__RECORDED DATA__:
--------------------------------
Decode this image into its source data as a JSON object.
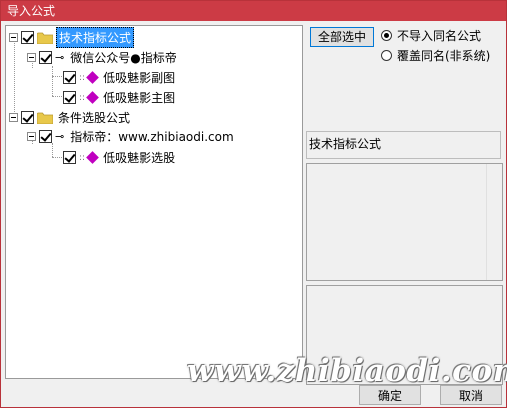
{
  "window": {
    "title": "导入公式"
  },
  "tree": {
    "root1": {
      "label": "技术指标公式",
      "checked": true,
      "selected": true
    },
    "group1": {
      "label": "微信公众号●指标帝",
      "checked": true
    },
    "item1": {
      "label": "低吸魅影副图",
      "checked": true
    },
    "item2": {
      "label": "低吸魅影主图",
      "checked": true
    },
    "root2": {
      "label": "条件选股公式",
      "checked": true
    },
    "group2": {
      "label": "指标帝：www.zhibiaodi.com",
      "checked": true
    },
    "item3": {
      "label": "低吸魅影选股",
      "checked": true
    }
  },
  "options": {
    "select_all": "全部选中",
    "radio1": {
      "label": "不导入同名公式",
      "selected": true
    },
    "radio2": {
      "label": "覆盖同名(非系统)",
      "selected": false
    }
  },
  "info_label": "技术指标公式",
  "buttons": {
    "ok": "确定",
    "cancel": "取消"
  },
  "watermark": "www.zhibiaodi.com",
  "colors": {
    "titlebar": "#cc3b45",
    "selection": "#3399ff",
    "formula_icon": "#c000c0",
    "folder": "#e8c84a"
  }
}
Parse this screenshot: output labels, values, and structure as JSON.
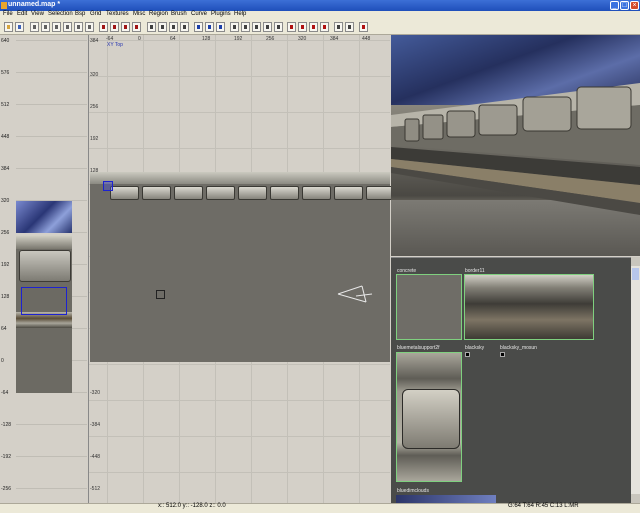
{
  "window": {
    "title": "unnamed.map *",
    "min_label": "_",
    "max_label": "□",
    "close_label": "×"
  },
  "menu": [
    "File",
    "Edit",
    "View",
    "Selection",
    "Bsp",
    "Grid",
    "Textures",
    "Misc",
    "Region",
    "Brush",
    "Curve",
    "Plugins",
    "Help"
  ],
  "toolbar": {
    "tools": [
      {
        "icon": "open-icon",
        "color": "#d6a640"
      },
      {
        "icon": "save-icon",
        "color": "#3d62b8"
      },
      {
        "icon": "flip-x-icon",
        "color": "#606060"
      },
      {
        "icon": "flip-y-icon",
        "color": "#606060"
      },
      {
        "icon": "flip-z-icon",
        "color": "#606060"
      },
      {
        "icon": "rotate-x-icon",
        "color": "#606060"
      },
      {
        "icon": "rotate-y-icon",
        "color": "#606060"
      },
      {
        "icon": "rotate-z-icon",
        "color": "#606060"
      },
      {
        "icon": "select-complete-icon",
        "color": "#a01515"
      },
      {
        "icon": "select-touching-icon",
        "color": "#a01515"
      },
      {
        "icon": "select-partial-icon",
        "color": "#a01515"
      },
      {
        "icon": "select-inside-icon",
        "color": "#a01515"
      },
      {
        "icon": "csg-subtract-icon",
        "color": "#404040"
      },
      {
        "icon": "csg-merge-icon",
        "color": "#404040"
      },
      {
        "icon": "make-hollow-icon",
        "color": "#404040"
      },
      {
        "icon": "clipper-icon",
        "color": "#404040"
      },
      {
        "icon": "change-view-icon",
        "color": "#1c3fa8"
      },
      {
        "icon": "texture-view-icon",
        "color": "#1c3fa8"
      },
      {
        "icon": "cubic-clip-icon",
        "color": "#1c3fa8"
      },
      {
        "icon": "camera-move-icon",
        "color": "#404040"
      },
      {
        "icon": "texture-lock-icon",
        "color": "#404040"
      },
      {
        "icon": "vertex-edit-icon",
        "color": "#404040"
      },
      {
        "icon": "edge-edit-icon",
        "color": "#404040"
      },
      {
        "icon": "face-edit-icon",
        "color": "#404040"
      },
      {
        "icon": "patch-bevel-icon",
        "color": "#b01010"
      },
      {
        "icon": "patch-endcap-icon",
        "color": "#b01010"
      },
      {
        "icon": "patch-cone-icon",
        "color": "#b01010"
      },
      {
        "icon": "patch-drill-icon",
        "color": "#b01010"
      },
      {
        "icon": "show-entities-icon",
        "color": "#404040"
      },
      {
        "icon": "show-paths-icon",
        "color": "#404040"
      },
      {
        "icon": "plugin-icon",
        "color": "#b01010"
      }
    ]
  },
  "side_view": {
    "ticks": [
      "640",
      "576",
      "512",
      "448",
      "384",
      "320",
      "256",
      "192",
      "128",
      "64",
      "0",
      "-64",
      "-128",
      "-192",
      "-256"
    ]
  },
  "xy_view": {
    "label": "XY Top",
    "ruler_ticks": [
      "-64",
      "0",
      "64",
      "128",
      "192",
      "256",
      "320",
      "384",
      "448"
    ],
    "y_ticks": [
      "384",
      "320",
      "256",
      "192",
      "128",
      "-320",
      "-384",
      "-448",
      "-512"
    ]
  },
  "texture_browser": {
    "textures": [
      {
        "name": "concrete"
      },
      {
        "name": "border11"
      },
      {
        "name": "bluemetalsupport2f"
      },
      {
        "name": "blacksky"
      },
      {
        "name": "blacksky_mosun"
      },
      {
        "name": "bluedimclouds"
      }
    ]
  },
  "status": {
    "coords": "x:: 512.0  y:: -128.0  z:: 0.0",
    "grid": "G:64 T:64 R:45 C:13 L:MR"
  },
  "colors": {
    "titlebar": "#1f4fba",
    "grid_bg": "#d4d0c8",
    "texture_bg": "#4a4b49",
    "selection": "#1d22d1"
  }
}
--------------------------------
__WHAT THE TASK ASKS__: Extract the full listing above verbatim; pictures are to be left out of the copy.

__FULL RESPONSE__:
Decode this image into its source data as a JSON object.
{
  "window": {
    "title": "导入公式"
  },
  "tree": {
    "root1": {
      "label": "技术指标公式",
      "checked": true,
      "selected": true
    },
    "group1": {
      "label": "微信公众号●指标帝",
      "checked": true
    },
    "item1": {
      "label": "低吸魅影副图",
      "checked": true
    },
    "item2": {
      "label": "低吸魅影主图",
      "checked": true
    },
    "root2": {
      "label": "条件选股公式",
      "checked": true
    },
    "group2": {
      "label": "指标帝：www.zhibiaodi.com",
      "checked": true
    },
    "item3": {
      "label": "低吸魅影选股",
      "checked": true
    }
  },
  "options": {
    "select_all": "全部选中",
    "radio1": {
      "label": "不导入同名公式",
      "selected": true
    },
    "radio2": {
      "label": "覆盖同名(非系统)",
      "selected": false
    }
  },
  "info_label": "技术指标公式",
  "buttons": {
    "ok": "确定",
    "cancel": "取消"
  },
  "watermark": "www.zhibiaodi.com",
  "colors": {
    "titlebar": "#cc3b45",
    "selection": "#3399ff",
    "formula_icon": "#c000c0",
    "folder": "#e8c84a"
  }
}
Parse this screenshot: output labels, values, and structure as JSON.
{
  "window": {
    "title": "unnamed.map *",
    "min_label": "_",
    "max_label": "□",
    "close_label": "×"
  },
  "menu": [
    "File",
    "Edit",
    "View",
    "Selection",
    "Bsp",
    "Grid",
    "Textures",
    "Misc",
    "Region",
    "Brush",
    "Curve",
    "Plugins",
    "Help"
  ],
  "toolbar": {
    "tools": [
      {
        "icon": "open-icon",
        "color": "#d6a640"
      },
      {
        "icon": "save-icon",
        "color": "#3d62b8"
      },
      {
        "icon": "flip-x-icon",
        "color": "#606060"
      },
      {
        "icon": "flip-y-icon",
        "color": "#606060"
      },
      {
        "icon": "flip-z-icon",
        "color": "#606060"
      },
      {
        "icon": "rotate-x-icon",
        "color": "#606060"
      },
      {
        "icon": "rotate-y-icon",
        "color": "#606060"
      },
      {
        "icon": "rotate-z-icon",
        "color": "#606060"
      },
      {
        "icon": "select-complete-icon",
        "color": "#a01515"
      },
      {
        "icon": "select-touching-icon",
        "color": "#a01515"
      },
      {
        "icon": "select-partial-icon",
        "color": "#a01515"
      },
      {
        "icon": "select-inside-icon",
        "color": "#a01515"
      },
      {
        "icon": "csg-subtract-icon",
        "color": "#404040"
      },
      {
        "icon": "csg-merge-icon",
        "color": "#404040"
      },
      {
        "icon": "make-hollow-icon",
        "color": "#404040"
      },
      {
        "icon": "clipper-icon",
        "color": "#404040"
      },
      {
        "icon": "change-view-icon",
        "color": "#1c3fa8"
      },
      {
        "icon": "texture-view-icon",
        "color": "#1c3fa8"
      },
      {
        "icon": "cubic-clip-icon",
        "color": "#1c3fa8"
      },
      {
        "icon": "camera-move-icon",
        "color": "#404040"
      },
      {
        "icon": "texture-lock-icon",
        "color": "#404040"
      },
      {
        "icon": "vertex-edit-icon",
        "color": "#404040"
      },
      {
        "icon": "edge-edit-icon",
        "color": "#404040"
      },
      {
        "icon": "face-edit-icon",
        "color": "#404040"
      },
      {
        "icon": "patch-bevel-icon",
        "color": "#b01010"
      },
      {
        "icon": "patch-endcap-icon",
        "color": "#b01010"
      },
      {
        "icon": "patch-cone-icon",
        "color": "#b01010"
      },
      {
        "icon": "patch-drill-icon",
        "color": "#b01010"
      },
      {
        "icon": "show-entities-icon",
        "color": "#404040"
      },
      {
        "icon": "show-paths-icon",
        "color": "#404040"
      },
      {
        "icon": "plugin-icon",
        "color": "#b01010"
      }
    ]
  },
  "side_view": {
    "ticks": [
      "640",
      "576",
      "512",
      "448",
      "384",
      "320",
      "256",
      "192",
      "128",
      "64",
      "0",
      "-64",
      "-128",
      "-192",
      "-256"
    ]
  },
  "xy_view": {
    "label": "XY Top",
    "ruler_ticks": [
      "-64",
      "0",
      "64",
      "128",
      "192",
      "256",
      "320",
      "384",
      "448"
    ],
    "y_ticks": [
      "384",
      "320",
      "256",
      "192",
      "128",
      "-320",
      "-384",
      "-448",
      "-512"
    ]
  },
  "texture_browser": {
    "textures": [
      {
        "name": "concrete"
      },
      {
        "name": "border11"
      },
      {
        "name": "bluemetalsupport2f"
      },
      {
        "name": "blacksky"
      },
      {
        "name": "blacksky_mosun"
      },
      {
        "name": "bluedimclouds"
      }
    ]
  },
  "status": {
    "coords": "x:: 512.0  y:: -128.0  z:: 0.0",
    "grid": "G:64 T:64 R:45 C:13 L:MR"
  },
  "colors": {
    "titlebar": "#1f4fba",
    "grid_bg": "#d4d0c8",
    "texture_bg": "#4a4b49",
    "selection": "#1d22d1"
  }
}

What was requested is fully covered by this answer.